The task:
The entries below are to be repeated exactly as they stand.

(Dataset rows)
((
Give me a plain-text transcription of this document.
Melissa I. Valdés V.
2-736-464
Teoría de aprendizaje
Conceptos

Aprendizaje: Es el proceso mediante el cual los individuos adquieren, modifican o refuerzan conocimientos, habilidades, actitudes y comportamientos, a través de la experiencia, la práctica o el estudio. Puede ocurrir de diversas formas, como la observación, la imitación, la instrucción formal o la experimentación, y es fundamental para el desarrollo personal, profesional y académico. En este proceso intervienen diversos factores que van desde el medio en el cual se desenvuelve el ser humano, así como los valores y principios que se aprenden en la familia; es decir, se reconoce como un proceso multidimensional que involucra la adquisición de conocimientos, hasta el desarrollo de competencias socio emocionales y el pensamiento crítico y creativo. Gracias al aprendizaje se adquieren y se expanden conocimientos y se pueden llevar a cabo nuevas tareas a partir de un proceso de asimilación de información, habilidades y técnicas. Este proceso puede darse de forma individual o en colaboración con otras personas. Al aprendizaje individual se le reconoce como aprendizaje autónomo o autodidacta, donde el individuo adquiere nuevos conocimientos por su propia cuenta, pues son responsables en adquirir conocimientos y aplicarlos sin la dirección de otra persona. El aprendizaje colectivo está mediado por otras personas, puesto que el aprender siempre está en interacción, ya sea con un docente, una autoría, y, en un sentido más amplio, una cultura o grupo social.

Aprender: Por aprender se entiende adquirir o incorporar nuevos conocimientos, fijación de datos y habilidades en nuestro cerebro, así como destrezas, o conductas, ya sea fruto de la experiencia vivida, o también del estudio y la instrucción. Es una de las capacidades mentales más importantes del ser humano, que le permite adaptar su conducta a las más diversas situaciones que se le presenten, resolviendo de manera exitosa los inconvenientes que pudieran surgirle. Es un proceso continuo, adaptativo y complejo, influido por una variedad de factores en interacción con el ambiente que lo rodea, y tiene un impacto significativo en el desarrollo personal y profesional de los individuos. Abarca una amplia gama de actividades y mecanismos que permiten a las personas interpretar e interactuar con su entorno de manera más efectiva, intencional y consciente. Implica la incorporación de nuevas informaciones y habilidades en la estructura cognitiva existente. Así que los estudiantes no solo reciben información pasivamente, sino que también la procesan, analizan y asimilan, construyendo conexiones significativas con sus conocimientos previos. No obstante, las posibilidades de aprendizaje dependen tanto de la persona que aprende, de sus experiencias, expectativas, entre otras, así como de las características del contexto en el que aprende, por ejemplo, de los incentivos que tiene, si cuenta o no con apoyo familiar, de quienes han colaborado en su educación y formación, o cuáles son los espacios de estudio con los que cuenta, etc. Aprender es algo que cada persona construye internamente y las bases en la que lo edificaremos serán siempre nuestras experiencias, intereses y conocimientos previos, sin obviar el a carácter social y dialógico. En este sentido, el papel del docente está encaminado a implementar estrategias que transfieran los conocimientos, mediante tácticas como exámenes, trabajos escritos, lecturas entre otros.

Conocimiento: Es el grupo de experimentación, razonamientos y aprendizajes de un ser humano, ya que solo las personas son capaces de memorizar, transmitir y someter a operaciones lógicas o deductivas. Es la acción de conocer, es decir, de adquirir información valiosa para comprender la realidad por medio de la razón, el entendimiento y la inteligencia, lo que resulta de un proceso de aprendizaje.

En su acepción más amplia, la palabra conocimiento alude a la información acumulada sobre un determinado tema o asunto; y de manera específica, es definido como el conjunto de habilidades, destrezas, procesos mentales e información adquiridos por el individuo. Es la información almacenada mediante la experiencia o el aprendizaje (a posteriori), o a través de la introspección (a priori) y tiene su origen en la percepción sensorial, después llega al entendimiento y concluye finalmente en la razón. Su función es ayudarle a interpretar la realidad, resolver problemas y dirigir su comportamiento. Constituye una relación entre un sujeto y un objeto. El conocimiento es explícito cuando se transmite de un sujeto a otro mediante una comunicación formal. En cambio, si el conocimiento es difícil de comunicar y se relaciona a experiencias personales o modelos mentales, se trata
))
Solution:
Give me a plain-text transcription of this document.
Melissa I. Valdés V.
2-736-464
Teoría de aprendizaje
Conceptos

Aprendizaje: Es el proceso mediante el cual los individuos adquieren, modifican o refuerzan conocimientos, habilidades, actitudes y comportamientos, a través de la experiencia, la práctica o el estudio. Puede ocurrir de diversas formas, como la observación, la imitación, la instrucción formal o la experimentación, y es fundamental para el desarrollo personal, profesional y académico. En este proceso intervienen diversos factores que van desde el medio en el cual se desenvuelve el ser humano, así como los valores y principios que se aprenden en la familia; es decir, se reconoce como un proceso multidimensional que involucra la adquisición de conocimientos, hasta el desarrollo de competencias socio emocionales y el pensamiento crítico y creativo. Gracias al aprendizaje se adquieren y se expanden conocimientos y se pueden llevar a cabo nuevas tareas a partir de un proceso de asimilación de información, habilidades y técnicas. Este proceso puede darse de forma individual o en colaboración con otras personas. Al aprendizaje individual se le reconoce como aprendizaje autónomo o autodidacta, donde el individuo adquiere nuevos conocimientos por su propia cuenta, pues son responsables en adquirir conocimientos y aplicarlos sin la dirección de otra persona. El aprendizaje colectivo está mediado por otras personas, puesto que el aprender siempre está en interacción, ya sea con un docente, una autoría, y, en un sentido más amplio, una cultura o grupo social.

Aprender: Por aprender se entiende adquirir o incorporar nuevos conocimientos, fijación de datos y habilidades en nuestro cerebro, así como destrezas, o conductas, ya sea fruto de la experiencia vivida, o también del estudio y la instrucción. Es una de las capacidades mentales más importantes del ser humano, que le permite adaptar su conducta a las más diversas situaciones que se le presenten, resolviendo de manera exitosa los inconvenientes que pudieran surgirle. Es un proceso continuo, adaptativo y complejo, influido por una variedad de factores en interacción con el ambiente que lo rodea, y tiene un impacto significativo en el desarrollo personal y profesional de los individuos. Abarca una amplia gama de actividades y mecanismos que permiten a las personas interpretar e interactuar con su entorno de manera más efectiva, intencional y consciente. Implica la incorporación de nuevas informaciones y habilidades en la estructura cognitiva existente. Así que los estudiantes no solo reciben información pasivamente, sino que también la procesan, analizan y asimilan, construyendo conexiones significativas con sus conocimientos previos. No obstante, las posibilidades de aprendizaje dependen tanto de la persona que aprende, de sus experiencias, expectativas, entre otras, así como de las características del contexto en el que aprende, por ejemplo, de los incentivos que tiene, si cuenta o no con apoyo familiar, de quienes han colaborado en su educación y formación, o cuáles son los espacios de estudio con los que cuenta, etc. Aprender es algo que cada persona construye internamente y las bases en la que lo edificaremos serán siempre nuestras experiencias, intereses y conocimientos previos, sin obviar el a carácter social y dialógico. En este sentido, el papel del docente está encaminado a implementar estrategias que transfieran los conocimientos, mediante tácticas como exámenes, trabajos escritos, lecturas entre otros.

Conocimiento: Es el grupo de experimentación, razonamientos y aprendizajes de un ser humano, ya que solo las personas son capaces de memorizar, transmitir y someter a operaciones lógicas o deductivas. Es la acción de conocer, es decir, de adquirir información valiosa para comprender la realidad por medio de la razón, el entendimiento y la inteligencia, lo que resulta de un proceso de aprendizaje.

En su acepción más amplia, la palabra conocimiento alude a la información acumulada sobre un determinado tema o asunto; y de manera específica, es definido como el conjunto de habilidades, destrezas, procesos mentales e información adquiridos por el individuo. Es la información almacenada mediante la experiencia o el aprendizaje (a posteriori), o a través de la introspección (a priori) y tiene su origen en la percepción sensorial, después llega al entendimiento y concluye finalmente en la razón. Su función es ayudarle a interpretar la realidad, resolver problemas y dirigir su comportamiento. Constituye una relación entre un sujeto y un objeto. El conocimiento es explícito cuando se transmite de un sujeto a otro mediante una comunicación formal. En cambio, si el conocimiento es difícil de comunicar y se relaciona a experiencias personales o modelos mentales, se trata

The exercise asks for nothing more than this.